▶ _What is being asked_
Determine how many lines of the records include "Automatic", and answer with the number alone.

▶ _Data records_
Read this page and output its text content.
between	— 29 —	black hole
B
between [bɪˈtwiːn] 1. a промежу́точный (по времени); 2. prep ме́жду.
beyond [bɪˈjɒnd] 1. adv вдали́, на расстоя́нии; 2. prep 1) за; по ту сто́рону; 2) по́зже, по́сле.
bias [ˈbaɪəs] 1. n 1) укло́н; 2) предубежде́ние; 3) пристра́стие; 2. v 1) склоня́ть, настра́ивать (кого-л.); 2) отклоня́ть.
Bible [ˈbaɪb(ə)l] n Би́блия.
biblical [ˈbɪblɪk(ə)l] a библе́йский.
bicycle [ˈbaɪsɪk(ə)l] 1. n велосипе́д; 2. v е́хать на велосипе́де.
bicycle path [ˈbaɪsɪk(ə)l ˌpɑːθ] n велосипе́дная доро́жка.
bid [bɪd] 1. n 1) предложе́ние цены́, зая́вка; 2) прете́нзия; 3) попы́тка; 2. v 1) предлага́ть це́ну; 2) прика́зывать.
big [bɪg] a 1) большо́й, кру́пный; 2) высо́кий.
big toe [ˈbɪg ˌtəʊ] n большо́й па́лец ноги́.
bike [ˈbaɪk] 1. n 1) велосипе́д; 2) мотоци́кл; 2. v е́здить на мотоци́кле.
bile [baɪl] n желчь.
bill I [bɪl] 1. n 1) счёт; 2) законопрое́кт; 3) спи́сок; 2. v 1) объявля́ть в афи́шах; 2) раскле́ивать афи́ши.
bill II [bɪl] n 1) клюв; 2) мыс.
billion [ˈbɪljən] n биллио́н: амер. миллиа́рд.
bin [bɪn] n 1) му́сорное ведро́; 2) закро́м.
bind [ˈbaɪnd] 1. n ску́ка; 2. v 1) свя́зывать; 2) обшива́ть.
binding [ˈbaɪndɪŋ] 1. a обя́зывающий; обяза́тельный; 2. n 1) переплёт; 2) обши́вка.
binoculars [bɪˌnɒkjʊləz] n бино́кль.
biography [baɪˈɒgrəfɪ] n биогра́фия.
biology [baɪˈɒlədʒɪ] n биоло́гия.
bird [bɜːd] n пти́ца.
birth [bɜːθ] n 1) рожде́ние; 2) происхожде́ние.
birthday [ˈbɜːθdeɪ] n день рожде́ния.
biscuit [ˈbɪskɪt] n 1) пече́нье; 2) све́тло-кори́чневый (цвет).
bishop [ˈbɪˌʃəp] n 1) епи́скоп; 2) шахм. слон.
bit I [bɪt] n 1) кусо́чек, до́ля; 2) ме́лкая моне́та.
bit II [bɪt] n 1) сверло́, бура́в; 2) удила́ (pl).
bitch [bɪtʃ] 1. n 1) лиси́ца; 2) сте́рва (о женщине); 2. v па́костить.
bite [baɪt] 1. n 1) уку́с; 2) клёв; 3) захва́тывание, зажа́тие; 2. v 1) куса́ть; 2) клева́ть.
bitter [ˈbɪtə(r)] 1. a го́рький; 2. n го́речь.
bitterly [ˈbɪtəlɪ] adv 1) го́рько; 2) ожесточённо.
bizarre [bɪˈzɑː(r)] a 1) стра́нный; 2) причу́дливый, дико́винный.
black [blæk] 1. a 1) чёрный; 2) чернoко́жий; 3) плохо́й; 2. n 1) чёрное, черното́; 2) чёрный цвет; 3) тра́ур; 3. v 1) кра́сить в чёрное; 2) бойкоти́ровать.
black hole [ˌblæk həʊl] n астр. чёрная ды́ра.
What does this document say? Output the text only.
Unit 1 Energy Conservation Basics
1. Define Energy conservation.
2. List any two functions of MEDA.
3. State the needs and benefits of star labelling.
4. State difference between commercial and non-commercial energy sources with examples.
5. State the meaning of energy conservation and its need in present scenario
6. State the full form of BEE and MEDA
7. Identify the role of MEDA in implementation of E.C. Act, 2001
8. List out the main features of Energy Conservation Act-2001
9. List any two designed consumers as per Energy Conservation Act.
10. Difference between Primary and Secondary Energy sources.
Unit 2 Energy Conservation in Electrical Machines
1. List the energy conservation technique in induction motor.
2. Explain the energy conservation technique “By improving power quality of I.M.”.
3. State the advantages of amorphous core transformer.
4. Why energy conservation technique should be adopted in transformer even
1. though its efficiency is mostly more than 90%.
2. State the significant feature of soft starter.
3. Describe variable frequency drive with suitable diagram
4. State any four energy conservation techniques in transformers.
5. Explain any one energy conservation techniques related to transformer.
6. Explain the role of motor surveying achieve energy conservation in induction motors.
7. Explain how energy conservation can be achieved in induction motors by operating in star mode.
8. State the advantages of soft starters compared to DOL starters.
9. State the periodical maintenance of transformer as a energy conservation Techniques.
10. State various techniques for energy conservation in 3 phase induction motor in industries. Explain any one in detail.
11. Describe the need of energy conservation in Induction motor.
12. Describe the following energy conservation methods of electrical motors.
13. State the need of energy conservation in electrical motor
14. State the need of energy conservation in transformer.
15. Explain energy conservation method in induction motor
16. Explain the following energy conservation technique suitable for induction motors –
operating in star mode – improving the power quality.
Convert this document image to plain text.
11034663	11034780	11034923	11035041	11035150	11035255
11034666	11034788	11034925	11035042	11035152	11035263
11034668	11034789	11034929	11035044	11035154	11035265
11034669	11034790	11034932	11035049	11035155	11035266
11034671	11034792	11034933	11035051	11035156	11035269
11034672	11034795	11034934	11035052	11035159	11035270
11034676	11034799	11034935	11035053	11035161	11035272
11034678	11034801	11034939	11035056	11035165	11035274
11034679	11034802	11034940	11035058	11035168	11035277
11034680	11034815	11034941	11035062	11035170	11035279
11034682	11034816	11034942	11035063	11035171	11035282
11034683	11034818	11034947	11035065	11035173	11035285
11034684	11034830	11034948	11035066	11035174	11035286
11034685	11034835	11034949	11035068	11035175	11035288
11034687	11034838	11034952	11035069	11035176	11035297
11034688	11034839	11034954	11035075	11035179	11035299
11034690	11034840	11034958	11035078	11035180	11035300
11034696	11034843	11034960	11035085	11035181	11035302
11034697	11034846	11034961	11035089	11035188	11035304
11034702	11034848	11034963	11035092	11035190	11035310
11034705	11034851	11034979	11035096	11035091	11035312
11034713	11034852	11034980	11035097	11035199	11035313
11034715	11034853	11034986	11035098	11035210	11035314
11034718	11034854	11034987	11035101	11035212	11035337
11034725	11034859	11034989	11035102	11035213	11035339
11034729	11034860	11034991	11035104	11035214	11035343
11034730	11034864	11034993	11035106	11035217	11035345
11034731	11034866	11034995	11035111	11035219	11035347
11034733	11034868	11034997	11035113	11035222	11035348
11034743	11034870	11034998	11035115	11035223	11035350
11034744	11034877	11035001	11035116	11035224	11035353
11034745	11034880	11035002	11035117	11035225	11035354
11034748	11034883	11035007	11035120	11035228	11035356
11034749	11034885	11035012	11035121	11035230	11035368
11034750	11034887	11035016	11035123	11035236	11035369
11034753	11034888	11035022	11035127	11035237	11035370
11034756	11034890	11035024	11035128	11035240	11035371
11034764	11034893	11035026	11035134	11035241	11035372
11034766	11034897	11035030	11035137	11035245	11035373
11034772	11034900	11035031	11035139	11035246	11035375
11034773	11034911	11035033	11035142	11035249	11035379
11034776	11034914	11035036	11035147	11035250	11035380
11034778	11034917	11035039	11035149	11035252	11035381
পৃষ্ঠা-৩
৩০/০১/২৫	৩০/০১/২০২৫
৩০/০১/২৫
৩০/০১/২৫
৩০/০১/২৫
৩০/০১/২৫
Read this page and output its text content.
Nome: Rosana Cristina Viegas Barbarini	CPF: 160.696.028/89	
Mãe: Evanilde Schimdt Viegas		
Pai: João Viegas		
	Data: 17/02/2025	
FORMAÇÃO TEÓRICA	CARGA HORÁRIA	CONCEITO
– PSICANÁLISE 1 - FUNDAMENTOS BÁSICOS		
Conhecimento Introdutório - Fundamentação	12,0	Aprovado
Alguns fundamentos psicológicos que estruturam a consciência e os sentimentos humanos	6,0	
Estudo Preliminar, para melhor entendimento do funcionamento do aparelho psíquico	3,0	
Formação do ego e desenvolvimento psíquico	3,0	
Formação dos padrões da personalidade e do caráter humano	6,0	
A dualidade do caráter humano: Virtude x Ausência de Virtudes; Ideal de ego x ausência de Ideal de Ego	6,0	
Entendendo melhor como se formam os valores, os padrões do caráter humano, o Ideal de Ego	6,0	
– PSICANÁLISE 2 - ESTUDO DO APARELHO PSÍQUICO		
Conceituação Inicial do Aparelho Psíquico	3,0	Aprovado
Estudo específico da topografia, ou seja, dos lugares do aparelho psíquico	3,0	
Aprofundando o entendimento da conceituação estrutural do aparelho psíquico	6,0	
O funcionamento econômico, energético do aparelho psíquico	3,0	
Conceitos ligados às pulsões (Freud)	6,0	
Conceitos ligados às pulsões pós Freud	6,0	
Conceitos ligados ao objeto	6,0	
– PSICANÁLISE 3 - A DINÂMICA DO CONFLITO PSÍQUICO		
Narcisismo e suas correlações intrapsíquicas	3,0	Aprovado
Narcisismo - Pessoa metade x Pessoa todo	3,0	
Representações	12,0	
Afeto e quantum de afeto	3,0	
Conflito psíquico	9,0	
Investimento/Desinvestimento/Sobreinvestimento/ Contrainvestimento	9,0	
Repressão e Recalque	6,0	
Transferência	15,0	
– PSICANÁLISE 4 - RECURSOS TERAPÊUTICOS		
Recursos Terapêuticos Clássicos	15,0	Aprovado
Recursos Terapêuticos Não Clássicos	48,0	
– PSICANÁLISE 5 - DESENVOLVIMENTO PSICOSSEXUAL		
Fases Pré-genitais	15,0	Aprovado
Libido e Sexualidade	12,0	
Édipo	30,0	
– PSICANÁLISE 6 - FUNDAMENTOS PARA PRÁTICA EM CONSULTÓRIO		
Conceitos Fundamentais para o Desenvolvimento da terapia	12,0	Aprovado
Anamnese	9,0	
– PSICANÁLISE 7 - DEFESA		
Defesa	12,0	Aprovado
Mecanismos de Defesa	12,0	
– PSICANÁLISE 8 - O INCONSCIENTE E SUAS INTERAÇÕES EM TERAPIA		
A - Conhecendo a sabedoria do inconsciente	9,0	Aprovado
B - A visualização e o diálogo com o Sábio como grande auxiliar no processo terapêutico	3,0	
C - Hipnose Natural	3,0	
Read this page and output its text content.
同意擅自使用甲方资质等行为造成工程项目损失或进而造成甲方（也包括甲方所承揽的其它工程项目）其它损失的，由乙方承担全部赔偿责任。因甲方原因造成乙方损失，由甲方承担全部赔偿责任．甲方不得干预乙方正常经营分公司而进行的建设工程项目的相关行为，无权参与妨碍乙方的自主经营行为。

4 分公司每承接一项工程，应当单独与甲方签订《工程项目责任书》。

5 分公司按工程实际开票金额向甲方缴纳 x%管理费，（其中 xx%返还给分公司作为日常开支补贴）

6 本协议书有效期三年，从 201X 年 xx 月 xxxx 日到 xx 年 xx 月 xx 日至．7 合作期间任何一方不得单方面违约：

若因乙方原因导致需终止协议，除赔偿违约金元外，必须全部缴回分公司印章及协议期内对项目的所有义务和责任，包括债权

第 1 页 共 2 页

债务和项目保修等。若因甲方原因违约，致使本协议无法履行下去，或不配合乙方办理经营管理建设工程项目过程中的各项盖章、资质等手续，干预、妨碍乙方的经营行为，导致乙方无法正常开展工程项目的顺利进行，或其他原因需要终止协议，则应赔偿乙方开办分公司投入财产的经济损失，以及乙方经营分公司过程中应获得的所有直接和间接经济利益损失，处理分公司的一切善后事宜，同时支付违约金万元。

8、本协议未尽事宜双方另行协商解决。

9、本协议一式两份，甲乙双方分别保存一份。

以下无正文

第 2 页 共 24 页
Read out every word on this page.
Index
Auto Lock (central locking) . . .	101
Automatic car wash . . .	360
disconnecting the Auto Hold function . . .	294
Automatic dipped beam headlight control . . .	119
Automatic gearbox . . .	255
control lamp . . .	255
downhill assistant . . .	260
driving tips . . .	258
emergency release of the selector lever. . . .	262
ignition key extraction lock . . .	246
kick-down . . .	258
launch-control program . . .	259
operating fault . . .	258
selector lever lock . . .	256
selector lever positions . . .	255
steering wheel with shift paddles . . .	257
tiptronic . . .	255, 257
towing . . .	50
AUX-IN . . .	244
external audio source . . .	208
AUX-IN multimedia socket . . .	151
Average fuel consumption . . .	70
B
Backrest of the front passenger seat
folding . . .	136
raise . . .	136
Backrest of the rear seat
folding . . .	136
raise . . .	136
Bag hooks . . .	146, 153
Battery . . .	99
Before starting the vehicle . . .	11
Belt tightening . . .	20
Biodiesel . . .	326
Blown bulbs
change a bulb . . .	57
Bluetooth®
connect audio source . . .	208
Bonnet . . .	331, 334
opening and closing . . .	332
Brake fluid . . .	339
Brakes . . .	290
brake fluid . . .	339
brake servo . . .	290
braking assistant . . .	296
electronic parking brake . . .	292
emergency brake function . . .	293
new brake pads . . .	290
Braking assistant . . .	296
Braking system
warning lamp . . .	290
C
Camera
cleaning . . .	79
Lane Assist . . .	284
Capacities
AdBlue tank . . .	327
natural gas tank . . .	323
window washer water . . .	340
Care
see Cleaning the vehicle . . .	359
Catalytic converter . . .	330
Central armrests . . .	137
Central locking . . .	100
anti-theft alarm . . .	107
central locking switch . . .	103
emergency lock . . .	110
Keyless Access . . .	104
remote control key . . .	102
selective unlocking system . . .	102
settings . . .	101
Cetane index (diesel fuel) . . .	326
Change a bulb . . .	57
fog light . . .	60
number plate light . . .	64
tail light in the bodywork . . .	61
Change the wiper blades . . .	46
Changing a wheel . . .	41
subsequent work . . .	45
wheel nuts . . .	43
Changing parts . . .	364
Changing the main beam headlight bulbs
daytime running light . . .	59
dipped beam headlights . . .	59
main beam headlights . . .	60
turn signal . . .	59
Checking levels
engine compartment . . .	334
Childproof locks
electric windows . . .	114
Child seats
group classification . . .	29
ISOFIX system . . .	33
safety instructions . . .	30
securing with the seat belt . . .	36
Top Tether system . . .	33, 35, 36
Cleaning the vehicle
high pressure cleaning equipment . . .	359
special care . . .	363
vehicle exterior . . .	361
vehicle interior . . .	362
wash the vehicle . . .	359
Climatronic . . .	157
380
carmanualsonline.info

▶ _The result_
3